===== DATA SECTION

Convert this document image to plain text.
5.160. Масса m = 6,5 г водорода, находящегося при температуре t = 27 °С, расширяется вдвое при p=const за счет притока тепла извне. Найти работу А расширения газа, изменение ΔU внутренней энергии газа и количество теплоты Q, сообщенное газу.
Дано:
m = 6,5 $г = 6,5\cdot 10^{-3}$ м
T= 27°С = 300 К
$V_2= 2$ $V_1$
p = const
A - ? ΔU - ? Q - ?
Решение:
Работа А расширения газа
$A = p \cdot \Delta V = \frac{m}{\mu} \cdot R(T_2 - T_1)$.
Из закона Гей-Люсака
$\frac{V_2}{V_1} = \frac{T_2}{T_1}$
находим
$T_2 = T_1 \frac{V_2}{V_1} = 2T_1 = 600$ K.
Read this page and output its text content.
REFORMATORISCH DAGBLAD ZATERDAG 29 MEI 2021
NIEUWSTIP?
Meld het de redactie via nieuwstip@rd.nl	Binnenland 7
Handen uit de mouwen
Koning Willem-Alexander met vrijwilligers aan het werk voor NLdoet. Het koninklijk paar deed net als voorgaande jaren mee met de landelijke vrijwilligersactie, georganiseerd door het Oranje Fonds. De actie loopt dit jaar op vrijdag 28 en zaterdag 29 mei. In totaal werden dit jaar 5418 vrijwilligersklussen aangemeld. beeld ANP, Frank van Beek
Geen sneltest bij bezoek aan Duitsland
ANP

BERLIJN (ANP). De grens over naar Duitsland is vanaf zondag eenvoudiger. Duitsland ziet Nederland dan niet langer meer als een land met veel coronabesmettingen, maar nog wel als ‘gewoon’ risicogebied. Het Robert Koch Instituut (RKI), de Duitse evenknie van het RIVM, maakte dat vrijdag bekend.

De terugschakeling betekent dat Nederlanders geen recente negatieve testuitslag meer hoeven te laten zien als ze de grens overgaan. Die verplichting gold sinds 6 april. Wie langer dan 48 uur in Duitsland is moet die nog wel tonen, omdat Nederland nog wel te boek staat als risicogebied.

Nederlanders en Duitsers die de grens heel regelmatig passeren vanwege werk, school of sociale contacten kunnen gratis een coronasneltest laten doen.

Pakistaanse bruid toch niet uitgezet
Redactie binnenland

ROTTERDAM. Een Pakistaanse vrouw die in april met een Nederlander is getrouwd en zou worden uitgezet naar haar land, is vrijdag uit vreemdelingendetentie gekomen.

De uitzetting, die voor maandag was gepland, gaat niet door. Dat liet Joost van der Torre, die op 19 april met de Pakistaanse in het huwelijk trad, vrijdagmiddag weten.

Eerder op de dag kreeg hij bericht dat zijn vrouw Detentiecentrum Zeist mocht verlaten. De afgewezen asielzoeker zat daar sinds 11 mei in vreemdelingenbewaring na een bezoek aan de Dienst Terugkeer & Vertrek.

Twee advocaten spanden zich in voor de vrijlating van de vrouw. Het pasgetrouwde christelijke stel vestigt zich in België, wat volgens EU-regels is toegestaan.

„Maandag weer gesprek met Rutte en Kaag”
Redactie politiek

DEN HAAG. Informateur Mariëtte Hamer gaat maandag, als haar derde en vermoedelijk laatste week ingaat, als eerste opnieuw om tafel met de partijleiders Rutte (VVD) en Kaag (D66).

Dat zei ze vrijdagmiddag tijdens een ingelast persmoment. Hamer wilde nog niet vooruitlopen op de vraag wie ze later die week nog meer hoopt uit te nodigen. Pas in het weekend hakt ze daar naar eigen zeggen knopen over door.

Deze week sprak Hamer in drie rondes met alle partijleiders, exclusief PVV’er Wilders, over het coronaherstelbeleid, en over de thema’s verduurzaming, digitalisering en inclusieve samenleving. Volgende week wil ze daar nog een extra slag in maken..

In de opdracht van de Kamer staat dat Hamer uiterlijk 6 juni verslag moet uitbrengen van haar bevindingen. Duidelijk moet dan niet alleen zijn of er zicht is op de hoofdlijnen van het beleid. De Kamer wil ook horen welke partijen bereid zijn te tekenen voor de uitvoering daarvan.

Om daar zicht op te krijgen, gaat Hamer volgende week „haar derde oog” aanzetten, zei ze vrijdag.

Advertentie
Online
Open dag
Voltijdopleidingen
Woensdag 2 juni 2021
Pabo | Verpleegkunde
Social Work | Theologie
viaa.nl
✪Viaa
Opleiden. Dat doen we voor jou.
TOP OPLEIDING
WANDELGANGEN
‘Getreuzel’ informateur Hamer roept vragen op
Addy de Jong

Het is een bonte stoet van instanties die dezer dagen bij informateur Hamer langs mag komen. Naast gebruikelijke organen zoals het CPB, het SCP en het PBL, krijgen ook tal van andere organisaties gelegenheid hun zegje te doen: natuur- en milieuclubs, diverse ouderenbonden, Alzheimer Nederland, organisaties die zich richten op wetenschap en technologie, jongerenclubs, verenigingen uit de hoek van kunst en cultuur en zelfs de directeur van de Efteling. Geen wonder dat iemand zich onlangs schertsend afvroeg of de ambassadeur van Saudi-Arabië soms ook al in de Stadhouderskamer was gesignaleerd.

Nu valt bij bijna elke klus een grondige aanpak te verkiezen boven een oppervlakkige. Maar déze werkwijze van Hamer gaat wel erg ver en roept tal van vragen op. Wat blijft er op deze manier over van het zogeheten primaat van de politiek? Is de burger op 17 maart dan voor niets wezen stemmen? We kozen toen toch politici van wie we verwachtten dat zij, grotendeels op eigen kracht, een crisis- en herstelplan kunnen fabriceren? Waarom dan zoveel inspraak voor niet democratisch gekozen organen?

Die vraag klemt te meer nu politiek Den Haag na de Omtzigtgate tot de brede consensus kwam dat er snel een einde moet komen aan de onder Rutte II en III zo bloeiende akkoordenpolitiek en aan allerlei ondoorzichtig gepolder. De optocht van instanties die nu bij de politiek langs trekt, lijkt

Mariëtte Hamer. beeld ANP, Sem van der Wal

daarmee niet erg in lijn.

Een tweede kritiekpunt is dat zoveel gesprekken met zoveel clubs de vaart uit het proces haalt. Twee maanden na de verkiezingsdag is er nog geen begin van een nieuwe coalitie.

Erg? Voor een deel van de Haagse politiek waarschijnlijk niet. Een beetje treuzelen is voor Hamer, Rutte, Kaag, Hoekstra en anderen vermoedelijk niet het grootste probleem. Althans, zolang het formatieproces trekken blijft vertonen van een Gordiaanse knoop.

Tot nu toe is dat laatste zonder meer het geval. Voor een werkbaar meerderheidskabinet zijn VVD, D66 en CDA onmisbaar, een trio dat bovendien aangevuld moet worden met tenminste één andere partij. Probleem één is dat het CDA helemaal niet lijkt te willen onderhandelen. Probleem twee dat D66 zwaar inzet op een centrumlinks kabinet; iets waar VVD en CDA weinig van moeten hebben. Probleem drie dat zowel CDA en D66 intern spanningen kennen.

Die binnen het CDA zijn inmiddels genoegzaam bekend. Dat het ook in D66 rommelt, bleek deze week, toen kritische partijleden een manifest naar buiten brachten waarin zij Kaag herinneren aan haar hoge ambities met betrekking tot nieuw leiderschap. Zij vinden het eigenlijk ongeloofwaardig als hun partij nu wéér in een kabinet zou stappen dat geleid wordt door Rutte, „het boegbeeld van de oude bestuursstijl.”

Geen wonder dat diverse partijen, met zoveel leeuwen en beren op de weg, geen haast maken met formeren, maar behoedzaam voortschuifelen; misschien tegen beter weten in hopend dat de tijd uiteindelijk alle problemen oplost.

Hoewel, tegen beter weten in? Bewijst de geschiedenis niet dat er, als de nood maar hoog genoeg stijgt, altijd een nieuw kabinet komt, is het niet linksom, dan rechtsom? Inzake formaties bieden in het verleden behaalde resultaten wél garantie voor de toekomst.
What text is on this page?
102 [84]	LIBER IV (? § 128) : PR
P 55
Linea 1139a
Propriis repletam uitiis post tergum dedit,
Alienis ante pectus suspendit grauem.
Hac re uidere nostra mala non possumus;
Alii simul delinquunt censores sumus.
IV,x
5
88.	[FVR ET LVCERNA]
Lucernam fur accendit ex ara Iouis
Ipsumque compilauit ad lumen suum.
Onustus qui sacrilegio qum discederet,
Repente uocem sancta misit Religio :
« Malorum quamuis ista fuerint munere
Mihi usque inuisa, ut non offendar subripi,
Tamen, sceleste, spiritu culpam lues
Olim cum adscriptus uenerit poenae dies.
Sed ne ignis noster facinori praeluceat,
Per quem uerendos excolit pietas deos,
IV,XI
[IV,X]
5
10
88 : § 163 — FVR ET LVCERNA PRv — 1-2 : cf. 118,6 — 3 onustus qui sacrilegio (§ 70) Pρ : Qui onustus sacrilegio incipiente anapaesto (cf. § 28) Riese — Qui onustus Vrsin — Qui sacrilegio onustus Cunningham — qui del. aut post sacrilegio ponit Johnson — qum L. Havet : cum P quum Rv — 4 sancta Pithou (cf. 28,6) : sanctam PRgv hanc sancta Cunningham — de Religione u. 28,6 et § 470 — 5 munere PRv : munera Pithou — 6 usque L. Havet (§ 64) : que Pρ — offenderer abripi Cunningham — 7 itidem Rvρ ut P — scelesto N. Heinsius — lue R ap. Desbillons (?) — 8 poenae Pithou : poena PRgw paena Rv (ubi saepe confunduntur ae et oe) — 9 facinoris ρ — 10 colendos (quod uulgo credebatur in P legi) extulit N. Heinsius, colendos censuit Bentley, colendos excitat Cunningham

==========

WRITTEN EXERCISE — Among the records above, how many lines carry the string "lijkt"? Reply with the number alone.

TASK ANSWER — 2